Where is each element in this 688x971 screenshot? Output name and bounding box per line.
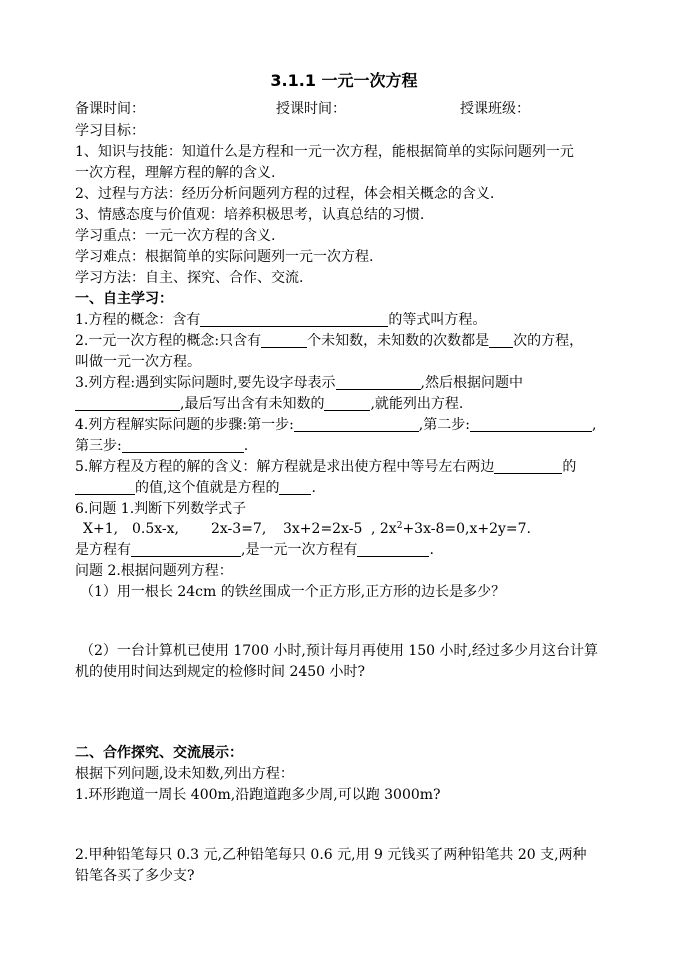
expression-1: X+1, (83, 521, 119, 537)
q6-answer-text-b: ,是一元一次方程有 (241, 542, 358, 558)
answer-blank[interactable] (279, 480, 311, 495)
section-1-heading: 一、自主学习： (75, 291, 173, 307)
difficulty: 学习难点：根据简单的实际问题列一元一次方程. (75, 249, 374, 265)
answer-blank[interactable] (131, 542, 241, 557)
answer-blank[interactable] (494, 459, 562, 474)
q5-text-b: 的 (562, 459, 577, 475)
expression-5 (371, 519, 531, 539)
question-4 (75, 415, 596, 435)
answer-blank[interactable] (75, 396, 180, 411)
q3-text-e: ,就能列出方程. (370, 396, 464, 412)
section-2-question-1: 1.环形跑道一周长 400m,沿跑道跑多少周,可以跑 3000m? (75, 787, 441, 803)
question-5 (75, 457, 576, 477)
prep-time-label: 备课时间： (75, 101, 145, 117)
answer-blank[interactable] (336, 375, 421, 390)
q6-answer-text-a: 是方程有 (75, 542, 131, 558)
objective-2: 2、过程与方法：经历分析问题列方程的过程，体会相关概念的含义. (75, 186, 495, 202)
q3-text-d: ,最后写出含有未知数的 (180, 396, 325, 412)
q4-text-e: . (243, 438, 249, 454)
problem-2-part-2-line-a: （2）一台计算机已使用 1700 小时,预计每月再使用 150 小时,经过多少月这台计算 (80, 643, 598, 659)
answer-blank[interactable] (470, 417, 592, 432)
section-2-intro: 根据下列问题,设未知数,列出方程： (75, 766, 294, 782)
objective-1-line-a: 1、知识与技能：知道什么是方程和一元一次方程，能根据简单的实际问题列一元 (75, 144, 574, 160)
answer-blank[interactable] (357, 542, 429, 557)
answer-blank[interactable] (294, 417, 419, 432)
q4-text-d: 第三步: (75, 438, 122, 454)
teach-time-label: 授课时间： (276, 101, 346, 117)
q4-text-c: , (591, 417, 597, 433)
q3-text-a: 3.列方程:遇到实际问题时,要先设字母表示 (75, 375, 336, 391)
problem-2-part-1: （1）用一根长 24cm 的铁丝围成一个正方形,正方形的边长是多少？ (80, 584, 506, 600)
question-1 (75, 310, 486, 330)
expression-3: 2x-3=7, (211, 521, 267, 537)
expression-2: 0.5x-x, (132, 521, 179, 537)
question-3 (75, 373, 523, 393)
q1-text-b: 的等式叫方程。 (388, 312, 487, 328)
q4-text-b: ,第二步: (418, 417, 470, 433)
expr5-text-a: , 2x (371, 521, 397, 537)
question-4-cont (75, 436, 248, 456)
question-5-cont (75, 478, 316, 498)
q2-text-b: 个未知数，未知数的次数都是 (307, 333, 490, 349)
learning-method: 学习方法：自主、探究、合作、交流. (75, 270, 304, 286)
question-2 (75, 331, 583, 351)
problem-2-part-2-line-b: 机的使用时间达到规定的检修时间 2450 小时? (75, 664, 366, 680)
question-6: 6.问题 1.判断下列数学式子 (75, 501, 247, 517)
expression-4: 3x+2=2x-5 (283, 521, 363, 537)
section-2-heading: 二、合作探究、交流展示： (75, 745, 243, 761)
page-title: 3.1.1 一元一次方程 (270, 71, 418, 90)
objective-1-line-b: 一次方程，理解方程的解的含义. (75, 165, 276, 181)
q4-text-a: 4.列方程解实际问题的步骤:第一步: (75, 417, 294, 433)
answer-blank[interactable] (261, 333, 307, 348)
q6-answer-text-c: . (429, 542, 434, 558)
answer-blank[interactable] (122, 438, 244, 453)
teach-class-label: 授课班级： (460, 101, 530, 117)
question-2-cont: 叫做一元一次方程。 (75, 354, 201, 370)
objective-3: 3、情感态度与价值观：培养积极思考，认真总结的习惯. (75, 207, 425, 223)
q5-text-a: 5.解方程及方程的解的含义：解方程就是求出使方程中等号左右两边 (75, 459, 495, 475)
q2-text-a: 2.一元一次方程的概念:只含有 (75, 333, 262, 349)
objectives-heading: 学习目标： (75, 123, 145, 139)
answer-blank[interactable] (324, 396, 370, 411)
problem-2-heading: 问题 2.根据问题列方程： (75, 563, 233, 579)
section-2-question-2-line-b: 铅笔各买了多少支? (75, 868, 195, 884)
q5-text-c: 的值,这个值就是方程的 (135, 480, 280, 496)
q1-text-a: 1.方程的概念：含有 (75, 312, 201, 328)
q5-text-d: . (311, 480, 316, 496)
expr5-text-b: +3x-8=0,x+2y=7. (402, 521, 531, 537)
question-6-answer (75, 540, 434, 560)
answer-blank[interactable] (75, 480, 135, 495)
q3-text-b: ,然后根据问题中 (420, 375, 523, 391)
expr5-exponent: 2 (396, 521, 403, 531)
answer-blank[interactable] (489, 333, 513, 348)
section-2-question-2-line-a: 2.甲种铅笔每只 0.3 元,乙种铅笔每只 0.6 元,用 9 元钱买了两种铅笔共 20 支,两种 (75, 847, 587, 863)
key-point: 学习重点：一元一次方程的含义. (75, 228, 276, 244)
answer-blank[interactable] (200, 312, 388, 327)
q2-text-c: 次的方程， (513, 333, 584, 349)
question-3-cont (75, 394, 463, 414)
┄┄┄┄┄┄┄┄┄┄
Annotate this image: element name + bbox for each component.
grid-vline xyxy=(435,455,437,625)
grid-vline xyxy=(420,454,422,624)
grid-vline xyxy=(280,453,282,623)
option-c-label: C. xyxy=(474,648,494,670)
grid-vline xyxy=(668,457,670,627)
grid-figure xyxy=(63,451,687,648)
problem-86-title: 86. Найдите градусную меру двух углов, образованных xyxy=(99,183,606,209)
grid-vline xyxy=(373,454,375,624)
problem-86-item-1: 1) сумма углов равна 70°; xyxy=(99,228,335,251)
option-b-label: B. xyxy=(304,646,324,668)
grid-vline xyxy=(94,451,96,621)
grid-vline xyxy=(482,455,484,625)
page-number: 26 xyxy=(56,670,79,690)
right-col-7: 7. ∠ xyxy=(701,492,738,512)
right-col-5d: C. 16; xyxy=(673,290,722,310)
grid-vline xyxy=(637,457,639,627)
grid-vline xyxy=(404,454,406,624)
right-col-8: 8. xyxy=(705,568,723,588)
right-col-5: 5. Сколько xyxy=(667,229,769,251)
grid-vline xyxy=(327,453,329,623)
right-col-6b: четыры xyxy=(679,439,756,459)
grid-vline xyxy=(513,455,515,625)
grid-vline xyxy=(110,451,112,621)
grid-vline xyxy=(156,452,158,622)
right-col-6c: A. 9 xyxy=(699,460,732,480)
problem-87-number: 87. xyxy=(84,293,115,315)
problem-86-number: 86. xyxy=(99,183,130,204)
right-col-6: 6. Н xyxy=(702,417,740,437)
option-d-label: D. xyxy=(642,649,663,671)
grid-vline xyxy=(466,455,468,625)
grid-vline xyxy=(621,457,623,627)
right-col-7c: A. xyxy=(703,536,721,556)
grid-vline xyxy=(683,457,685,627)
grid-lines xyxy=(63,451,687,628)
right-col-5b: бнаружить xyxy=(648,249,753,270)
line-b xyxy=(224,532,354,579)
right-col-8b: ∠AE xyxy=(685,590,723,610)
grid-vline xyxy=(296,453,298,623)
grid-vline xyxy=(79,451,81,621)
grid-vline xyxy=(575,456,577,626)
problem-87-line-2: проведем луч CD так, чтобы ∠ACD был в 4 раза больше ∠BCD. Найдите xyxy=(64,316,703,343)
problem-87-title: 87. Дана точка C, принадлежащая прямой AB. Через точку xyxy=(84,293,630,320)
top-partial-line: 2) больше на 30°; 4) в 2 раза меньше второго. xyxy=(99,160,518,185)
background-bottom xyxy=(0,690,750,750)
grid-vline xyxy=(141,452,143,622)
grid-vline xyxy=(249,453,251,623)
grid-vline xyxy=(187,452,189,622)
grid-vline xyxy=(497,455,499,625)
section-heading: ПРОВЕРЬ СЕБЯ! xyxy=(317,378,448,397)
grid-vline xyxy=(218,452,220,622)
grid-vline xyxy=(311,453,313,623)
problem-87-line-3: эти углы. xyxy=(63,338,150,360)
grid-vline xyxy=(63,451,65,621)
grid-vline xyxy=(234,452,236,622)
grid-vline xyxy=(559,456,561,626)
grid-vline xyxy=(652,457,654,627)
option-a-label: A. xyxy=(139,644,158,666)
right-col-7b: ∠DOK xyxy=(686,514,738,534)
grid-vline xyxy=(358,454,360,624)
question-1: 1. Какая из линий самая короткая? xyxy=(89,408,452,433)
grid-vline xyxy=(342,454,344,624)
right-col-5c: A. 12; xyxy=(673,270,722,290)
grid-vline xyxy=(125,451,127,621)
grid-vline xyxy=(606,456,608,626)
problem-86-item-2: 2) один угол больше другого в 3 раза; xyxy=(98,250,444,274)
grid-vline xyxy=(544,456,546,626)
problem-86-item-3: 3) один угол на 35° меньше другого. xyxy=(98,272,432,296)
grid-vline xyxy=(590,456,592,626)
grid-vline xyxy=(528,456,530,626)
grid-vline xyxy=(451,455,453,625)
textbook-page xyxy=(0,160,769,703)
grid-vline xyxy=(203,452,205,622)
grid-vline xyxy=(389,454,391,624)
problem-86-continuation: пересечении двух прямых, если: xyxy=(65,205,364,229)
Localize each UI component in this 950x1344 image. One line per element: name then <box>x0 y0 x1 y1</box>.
┄┄┄┄┄┄┄┄┄┄
■ **課題の目的**
記録のうち「Annotate this image: element」を含む行から「right-col-5: 5. Сколько」を含む行まで（両端を含む）を、空行を除いてMarkdownの表に変換せよ。列名は「番号」と「記録の行」とし、その行だけを表にすること。

■ **記述解答**
| 番号 | 記録の行 |
|---|---|
| 1 | Annotate this image: element name + bbox for each component. |
| 2 | grid-vline xyxy=(435,455,437,625) |
| 3 | grid-vline xyxy=(420,454,422,624) |
| 4 | grid-vline xyxy=(280,453,282,623) |
| 5 | option-c-label: C. xyxy=(474,648,494,670) |
| 6 | grid-vline xyxy=(668,457,670,627) |
| 7 | grid-figure xyxy=(63,451,687,648) |
| 8 | problem-86-title: 86. Найдите градусную меру двух углов, образованных xyxy=(99,183,606,209) |
| 9 | grid-vline xyxy=(373,454,375,624) |
| 10 | problem-86-item-1: 1) сумма углов равна 70°; xyxy=(99,228,335,251) |
| 11 | option-b-label: B. xyxy=(304,646,324,668) |
| 12 | grid-vline xyxy=(94,451,96,621) |
| 13 | grid-vline xyxy=(482,455,484,625) |
| 14 | page-number: 26 xyxy=(56,670,79,690) |
| 15 | right-col-7: 7. ∠ xyxy=(701,492,738,512) |
| 16 | right-col-5d: C. 16; xyxy=(673,290,722,310) |
| 17 | grid-vline xyxy=(637,457,639,627) |
| 18 | grid-vline xyxy=(404,454,406,624) |
| 19 | right-col-8: 8. xyxy=(705,568,723,588) |
| 20 | right-col-5: 5. Сколько xyxy=(667,229,769,251) |